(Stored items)
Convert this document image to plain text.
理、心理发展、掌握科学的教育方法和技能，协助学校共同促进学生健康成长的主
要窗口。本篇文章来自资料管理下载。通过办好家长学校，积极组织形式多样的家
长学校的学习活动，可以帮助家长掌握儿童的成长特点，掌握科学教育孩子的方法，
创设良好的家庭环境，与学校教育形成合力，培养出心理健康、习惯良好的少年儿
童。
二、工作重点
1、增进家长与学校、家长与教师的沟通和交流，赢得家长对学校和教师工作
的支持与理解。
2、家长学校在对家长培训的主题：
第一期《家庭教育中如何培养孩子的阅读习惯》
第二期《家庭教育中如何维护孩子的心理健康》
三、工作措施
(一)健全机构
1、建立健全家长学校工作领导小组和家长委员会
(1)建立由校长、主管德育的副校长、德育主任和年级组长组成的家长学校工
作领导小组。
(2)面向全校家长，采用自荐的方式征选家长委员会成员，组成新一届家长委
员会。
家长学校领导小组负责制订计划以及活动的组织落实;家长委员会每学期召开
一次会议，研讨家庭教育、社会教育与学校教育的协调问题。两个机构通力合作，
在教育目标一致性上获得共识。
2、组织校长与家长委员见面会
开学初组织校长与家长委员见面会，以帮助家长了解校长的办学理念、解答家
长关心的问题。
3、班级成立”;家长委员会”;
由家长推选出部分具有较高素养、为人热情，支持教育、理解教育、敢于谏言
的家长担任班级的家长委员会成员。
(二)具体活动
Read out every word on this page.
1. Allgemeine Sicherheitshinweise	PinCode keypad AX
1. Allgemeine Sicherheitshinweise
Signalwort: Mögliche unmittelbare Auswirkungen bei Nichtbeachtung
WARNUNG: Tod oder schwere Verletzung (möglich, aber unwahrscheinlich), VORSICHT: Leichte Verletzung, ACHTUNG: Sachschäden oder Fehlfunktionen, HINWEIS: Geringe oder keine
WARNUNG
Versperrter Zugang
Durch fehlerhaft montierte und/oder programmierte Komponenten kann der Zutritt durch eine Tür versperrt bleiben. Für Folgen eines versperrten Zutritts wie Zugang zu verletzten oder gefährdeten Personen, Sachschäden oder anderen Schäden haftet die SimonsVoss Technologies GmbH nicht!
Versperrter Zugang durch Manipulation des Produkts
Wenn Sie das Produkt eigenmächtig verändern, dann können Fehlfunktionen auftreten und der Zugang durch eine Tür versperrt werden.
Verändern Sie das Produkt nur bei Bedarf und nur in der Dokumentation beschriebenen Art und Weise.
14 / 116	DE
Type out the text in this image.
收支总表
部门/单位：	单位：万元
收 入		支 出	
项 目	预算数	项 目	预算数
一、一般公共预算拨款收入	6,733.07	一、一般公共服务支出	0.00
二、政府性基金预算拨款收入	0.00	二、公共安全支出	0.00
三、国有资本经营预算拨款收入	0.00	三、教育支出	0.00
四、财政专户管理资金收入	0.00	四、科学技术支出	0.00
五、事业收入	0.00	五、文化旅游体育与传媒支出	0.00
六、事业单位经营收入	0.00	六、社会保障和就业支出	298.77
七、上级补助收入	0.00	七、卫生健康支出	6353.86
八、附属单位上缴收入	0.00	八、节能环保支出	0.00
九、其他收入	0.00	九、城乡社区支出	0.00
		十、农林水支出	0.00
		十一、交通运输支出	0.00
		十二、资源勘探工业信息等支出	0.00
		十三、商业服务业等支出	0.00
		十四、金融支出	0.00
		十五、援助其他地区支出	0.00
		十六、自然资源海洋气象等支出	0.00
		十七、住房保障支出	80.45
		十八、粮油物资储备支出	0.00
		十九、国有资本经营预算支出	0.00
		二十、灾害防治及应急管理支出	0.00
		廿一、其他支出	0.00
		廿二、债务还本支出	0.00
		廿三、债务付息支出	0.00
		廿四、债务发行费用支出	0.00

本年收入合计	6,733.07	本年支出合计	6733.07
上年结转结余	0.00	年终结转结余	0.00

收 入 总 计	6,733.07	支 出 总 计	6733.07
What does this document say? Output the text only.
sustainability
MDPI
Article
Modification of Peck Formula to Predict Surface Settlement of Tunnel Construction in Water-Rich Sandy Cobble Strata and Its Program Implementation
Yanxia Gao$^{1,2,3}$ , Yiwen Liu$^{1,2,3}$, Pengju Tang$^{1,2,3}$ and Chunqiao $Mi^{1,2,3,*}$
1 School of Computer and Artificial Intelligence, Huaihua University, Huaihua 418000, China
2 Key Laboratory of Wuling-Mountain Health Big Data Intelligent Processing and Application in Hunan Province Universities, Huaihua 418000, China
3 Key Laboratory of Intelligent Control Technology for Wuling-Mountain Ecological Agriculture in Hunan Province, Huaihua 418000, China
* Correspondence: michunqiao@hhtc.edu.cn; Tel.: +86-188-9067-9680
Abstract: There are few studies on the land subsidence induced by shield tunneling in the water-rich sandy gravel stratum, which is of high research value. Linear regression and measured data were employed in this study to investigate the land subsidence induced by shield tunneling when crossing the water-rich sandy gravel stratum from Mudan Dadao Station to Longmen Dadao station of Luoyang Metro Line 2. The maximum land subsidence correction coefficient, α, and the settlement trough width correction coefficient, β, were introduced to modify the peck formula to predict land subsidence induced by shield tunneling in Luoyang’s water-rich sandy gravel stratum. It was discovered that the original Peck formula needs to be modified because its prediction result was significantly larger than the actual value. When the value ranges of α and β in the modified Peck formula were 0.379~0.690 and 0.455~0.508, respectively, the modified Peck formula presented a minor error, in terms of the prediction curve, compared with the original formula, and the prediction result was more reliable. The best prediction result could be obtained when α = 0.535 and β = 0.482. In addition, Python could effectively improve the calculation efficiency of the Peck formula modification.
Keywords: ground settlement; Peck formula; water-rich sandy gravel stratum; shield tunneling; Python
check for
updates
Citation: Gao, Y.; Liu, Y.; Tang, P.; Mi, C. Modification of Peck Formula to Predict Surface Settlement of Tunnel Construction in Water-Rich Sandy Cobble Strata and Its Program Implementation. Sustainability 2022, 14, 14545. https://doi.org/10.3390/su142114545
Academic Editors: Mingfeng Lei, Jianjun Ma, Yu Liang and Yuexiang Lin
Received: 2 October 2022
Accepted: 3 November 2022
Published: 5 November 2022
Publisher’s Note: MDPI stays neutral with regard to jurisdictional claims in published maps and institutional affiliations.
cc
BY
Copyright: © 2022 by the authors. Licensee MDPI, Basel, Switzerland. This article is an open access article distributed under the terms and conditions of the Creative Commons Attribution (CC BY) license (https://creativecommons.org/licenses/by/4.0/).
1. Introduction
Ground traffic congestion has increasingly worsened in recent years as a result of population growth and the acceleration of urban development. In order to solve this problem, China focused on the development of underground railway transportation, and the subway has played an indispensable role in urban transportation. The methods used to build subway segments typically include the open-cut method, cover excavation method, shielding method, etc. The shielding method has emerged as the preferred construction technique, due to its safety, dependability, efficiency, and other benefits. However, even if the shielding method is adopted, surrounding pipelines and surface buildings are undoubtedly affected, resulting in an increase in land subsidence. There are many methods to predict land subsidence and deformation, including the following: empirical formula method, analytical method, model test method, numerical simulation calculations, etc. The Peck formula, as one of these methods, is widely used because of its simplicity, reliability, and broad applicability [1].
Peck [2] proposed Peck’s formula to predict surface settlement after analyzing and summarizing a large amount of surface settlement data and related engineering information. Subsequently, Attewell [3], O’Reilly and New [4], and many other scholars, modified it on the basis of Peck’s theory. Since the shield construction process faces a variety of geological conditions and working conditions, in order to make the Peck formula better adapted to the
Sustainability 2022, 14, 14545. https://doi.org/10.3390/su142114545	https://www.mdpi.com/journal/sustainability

_PROBLEM DETAILS_.
From the records above, please extract every line and repeat it exactly.

_REPLY TO THE TASK_.
Convert this document image to plain text.
理、心理发展、掌握科学的教育方法和技能，协助学校共同促进学生健康成长的主
要窗口。本篇文章来自资料管理下载。通过办好家长学校，积极组织形式多样的家
长学校的学习活动，可以帮助家长掌握儿童的成长特点，掌握科学教育孩子的方法，
创设良好的家庭环境，与学校教育形成合力，培养出心理健康、习惯良好的少年儿
童。
二、工作重点
1、增进家长与学校、家长与教师的沟通和交流，赢得家长对学校和教师工作
的支持与理解。
2、家长学校在对家长培训的主题：
第一期《家庭教育中如何培养孩子的阅读习惯》
第二期《家庭教育中如何维护孩子的心理健康》
三、工作措施
(一)健全机构
1、建立健全家长学校工作领导小组和家长委员会
(1)建立由校长、主管德育的副校长、德育主任和年级组长组成的家长学校工
作领导小组。
(2)面向全校家长，采用自荐的方式征选家长委员会成员，组成新一届家长委
员会。
家长学校领导小组负责制订计划以及活动的组织落实;家长委员会每学期召开
一次会议，研讨家庭教育、社会教育与学校教育的协调问题。两个机构通力合作，
在教育目标一致性上获得共识。
2、组织校长与家长委员见面会
开学初组织校长与家长委员见面会，以帮助家长了解校长的办学理念、解答家
长关心的问题。
3、班级成立”;家长委员会”;
由家长推选出部分具有较高素养、为人热情，支持教育、理解教育、敢于谏言
的家长担任班级的家长委员会成员。
(二)具体活动
Read out every word on this page.
1. Allgemeine Sicherheitshinweise	PinCode keypad AX
1. Allgemeine Sicherheitshinweise
Signalwort: Mögliche unmittelbare Auswirkungen bei Nichtbeachtung
WARNUNG: Tod oder schwere Verletzung (möglich, aber unwahrscheinlich), VORSICHT: Leichte Verletzung, ACHTUNG: Sachschäden oder Fehlfunktionen, HINWEIS: Geringe oder keine
WARNUNG
Versperrter Zugang
Durch fehlerhaft montierte und/oder programmierte Komponenten kann der Zutritt durch eine Tür versperrt bleiben. Für Folgen eines versperrten Zutritts wie Zugang zu verletzten oder gefährdeten Personen, Sachschäden oder anderen Schäden haftet die SimonsVoss Technologies GmbH nicht!
Versperrter Zugang durch Manipulation des Produkts
Wenn Sie das Produkt eigenmächtig verändern, dann können Fehlfunktionen auftreten und der Zugang durch eine Tür versperrt werden.
Verändern Sie das Produkt nur bei Bedarf und nur in der Dokumentation beschriebenen Art und Weise.
14 / 116	DE
Type out the text in this image.
收支总表
部门/单位：	单位：万元
收 入		支 出	
项 目	预算数	项 目	预算数
一、一般公共预算拨款收入	6,733.07	一、一般公共服务支出	0.00
二、政府性基金预算拨款收入	0.00	二、公共安全支出	0.00
三、国有资本经营预算拨款收入	0.00	三、教育支出	0.00
四、财政专户管理资金收入	0.00	四、科学技术支出	0.00
五、事业收入	0.00	五、文化旅游体育与传媒支出	0.00
六、事业单位经营收入	0.00	六、社会保障和就业支出	298.77
七、上级补助收入	0.00	七、卫生健康支出	6353.86
八、附属单位上缴收入	0.00	八、节能环保支出	0.00
九、其他收入	0.00	九、城乡社区支出	0.00
		十、农林水支出	0.00
		十一、交通运输支出	0.00
		十二、资源勘探工业信息等支出	0.00
		十三、商业服务业等支出	0.00
		十四、金融支出	0.00
		十五、援助其他地区支出	0.00
		十六、自然资源海洋气象等支出	0.00
		十七、住房保障支出	80.45
		十八、粮油物资储备支出	0.00
		十九、国有资本经营预算支出	0.00
		二十、灾害防治及应急管理支出	0.00
		廿一、其他支出	0.00
		廿二、债务还本支出	0.00
		廿三、债务付息支出	0.00
		廿四、债务发行费用支出	0.00

本年收入合计	6,733.07	本年支出合计	6733.07
上年结转结余	0.00	年终结转结余	0.00

收 入 总 计	6,733.07	支 出 总 计	6733.07
What does this document say? Output the text only.
sustainability
MDPI
Article
Modification of Peck Formula to Predict Surface Settlement of Tunnel Construction in Water-Rich Sandy Cobble Strata and Its Program Implementation
Yanxia Gao$^{1,2,3}$ , Yiwen Liu$^{1,2,3}$, Pengju Tang$^{1,2,3}$ and Chunqiao $Mi^{1,2,3,*}$
1 School of Computer and Artificial Intelligence, Huaihua University, Huaihua 418000, China
2 Key Laboratory of Wuling-Mountain Health Big Data Intelligent Processing and Application in Hunan Province Universities, Huaihua 418000, China
3 Key Laboratory of Intelligent Control Technology for Wuling-Mountain Ecological Agriculture in Hunan Province, Huaihua 418000, China
* Correspondence: michunqiao@hhtc.edu.cn; Tel.: +86-188-9067-9680
Abstract: There are few studies on the land subsidence induced by shield tunneling in the water-rich sandy gravel stratum, which is of high research value. Linear regression and measured data were employed in this study to investigate the land subsidence induced by shield tunneling when crossing the water-rich sandy gravel stratum from Mudan Dadao Station to Longmen Dadao station of Luoyang Metro Line 2. The maximum land subsidence correction coefficient, α, and the settlement trough width correction coefficient, β, were introduced to modify the peck formula to predict land subsidence induced by shield tunneling in Luoyang’s water-rich sandy gravel stratum. It was discovered that the original Peck formula needs to be modified because its prediction result was significantly larger than the actual value. When the value ranges of α and β in the modified Peck formula were 0.379~0.690 and 0.455~0.508, respectively, the modified Peck formula presented a minor error, in terms of the prediction curve, compared with the original formula, and the prediction result was more reliable. The best prediction result could be obtained when α = 0.535 and β = 0.482. In addition, Python could effectively improve the calculation efficiency of the Peck formula modification.
Keywords: ground settlement; Peck formula; water-rich sandy gravel stratum; shield tunneling; Python
check for
updates
Citation: Gao, Y.; Liu, Y.; Tang, P.; Mi, C. Modification of Peck Formula to Predict Surface Settlement of Tunnel Construction in Water-Rich Sandy Cobble Strata and Its Program Implementation. Sustainability 2022, 14, 14545. https://doi.org/10.3390/su142114545
Academic Editors: Mingfeng Lei, Jianjun Ma, Yu Liang and Yuexiang Lin
Received: 2 October 2022
Accepted: 3 November 2022
Published: 5 November 2022
Publisher’s Note: MDPI stays neutral with regard to jurisdictional claims in published maps and institutional affiliations.
cc
BY
Copyright: © 2022 by the authors. Licensee MDPI, Basel, Switzerland. This article is an open access article distributed under the terms and conditions of the Creative Commons Attribution (CC BY) license (https://creativecommons.org/licenses/by/4.0/).
1. Introduction
Ground traffic congestion has increasingly worsened in recent years as a result of population growth and the acceleration of urban development. In order to solve this problem, China focused on the development of underground railway transportation, and the subway has played an indispensable role in urban transportation. The methods used to build subway segments typically include the open-cut method, cover excavation method, shielding method, etc. The shielding method has emerged as the preferred construction technique, due to its safety, dependability, efficiency, and other benefits. However, even if the shielding method is adopted, surrounding pipelines and surface buildings are undoubtedly affected, resulting in an increase in land subsidence. There are many methods to predict land subsidence and deformation, including the following: empirical formula method, analytical method, model test method, numerical simulation calculations, etc. The Peck formula, as one of these methods, is widely used because of its simplicity, reliability, and broad applicability [1].
Peck [2] proposed Peck’s formula to predict surface settlement after analyzing and summarizing a large amount of surface settlement data and related engineering information. Subsequently, Attewell [3], O’Reilly and New [4], and many other scholars, modified it on the basis of Peck’s theory. Since the shield construction process faces a variety of geological conditions and working conditions, in order to make the Peck formula better adapted to the
Sustainability 2022, 14, 14545. https://doi.org/10.3390/su142114545	https://www.mdpi.com/journal/sustainability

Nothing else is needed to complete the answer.